--- Available data ---

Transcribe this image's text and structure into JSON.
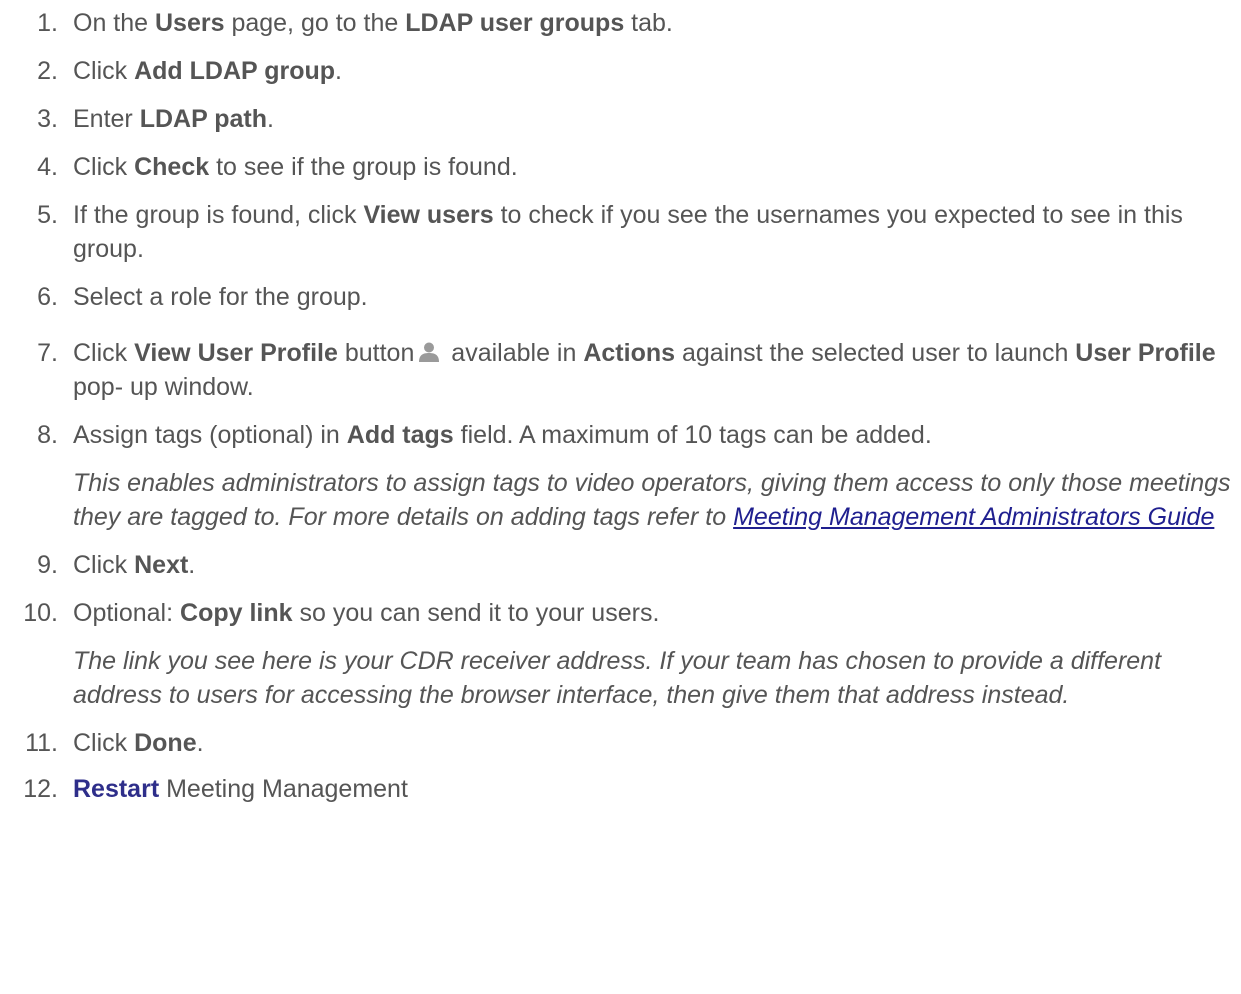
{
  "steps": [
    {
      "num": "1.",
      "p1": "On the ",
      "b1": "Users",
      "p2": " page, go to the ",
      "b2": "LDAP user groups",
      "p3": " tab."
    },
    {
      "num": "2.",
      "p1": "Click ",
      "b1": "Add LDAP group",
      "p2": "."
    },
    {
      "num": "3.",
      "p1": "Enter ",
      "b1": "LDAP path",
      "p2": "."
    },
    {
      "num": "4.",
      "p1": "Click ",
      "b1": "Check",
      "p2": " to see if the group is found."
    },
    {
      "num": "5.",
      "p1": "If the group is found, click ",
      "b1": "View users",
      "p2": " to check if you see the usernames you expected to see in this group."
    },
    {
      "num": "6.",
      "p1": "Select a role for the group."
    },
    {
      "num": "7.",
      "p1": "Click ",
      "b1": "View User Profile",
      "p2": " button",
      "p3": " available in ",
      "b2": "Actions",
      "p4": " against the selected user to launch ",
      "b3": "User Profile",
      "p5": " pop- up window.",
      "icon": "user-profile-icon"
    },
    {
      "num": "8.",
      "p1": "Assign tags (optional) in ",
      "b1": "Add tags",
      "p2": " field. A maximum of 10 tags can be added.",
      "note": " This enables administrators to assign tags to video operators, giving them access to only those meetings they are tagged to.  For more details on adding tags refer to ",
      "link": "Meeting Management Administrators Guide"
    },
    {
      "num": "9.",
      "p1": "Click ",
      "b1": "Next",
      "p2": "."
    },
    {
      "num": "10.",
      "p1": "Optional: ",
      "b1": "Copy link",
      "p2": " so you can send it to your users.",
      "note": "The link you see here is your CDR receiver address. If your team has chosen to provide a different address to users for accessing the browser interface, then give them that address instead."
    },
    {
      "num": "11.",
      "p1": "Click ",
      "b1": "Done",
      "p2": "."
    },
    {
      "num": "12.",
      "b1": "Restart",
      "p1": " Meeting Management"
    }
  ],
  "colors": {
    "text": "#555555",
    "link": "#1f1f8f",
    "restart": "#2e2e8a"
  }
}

---

Exercise goal:
The records above are to be restated exactly, without their pictures.

In response:
Transcribe this image's text and structure into JSON.
{
  "steps": [
    {
      "num": "1.",
      "p1": "On the ",
      "b1": "Users",
      "p2": " page, go to the ",
      "b2": "LDAP user groups",
      "p3": " tab."
    },
    {
      "num": "2.",
      "p1": "Click ",
      "b1": "Add LDAP group",
      "p2": "."
    },
    {
      "num": "3.",
      "p1": "Enter ",
      "b1": "LDAP path",
      "p2": "."
    },
    {
      "num": "4.",
      "p1": "Click ",
      "b1": "Check",
      "p2": " to see if the group is found."
    },
    {
      "num": "5.",
      "p1": "If the group is found, click ",
      "b1": "View users",
      "p2": " to check if you see the usernames you expected to see in this group."
    },
    {
      "num": "6.",
      "p1": "Select a role for the group."
    },
    {
      "num": "7.",
      "p1": "Click ",
      "b1": "View User Profile",
      "p2": " button",
      "p3": " available in ",
      "b2": "Actions",
      "p4": " against the selected user to launch ",
      "b3": "User Profile",
      "p5": " pop- up window.",
      "icon": "user-profile-icon"
    },
    {
      "num": "8.",
      "p1": "Assign tags (optional) in ",
      "b1": "Add tags",
      "p2": " field. A maximum of 10 tags can be added.",
      "note": " This enables administrators to assign tags to video operators, giving them access to only those meetings they are tagged to.  For more details on adding tags refer to ",
      "link": "Meeting Management Administrators Guide"
    },
    {
      "num": "9.",
      "p1": "Click ",
      "b1": "Next",
      "p2": "."
    },
    {
      "num": "10.",
      "p1": "Optional: ",
      "b1": "Copy link",
      "p2": " so you can send it to your users.",
      "note": "The link you see here is your CDR receiver address. If your team has chosen to provide a different address to users for accessing the browser interface, then give them that address instead."
    },
    {
      "num": "11.",
      "p1": "Click ",
      "b1": "Done",
      "p2": "."
    },
    {
      "num": "12.",
      "b1": "Restart",
      "p1": " Meeting Management"
    }
  ],
  "colors": {
    "text": "#555555",
    "link": "#1f1f8f",
    "restart": "#2e2e8a"
  }
}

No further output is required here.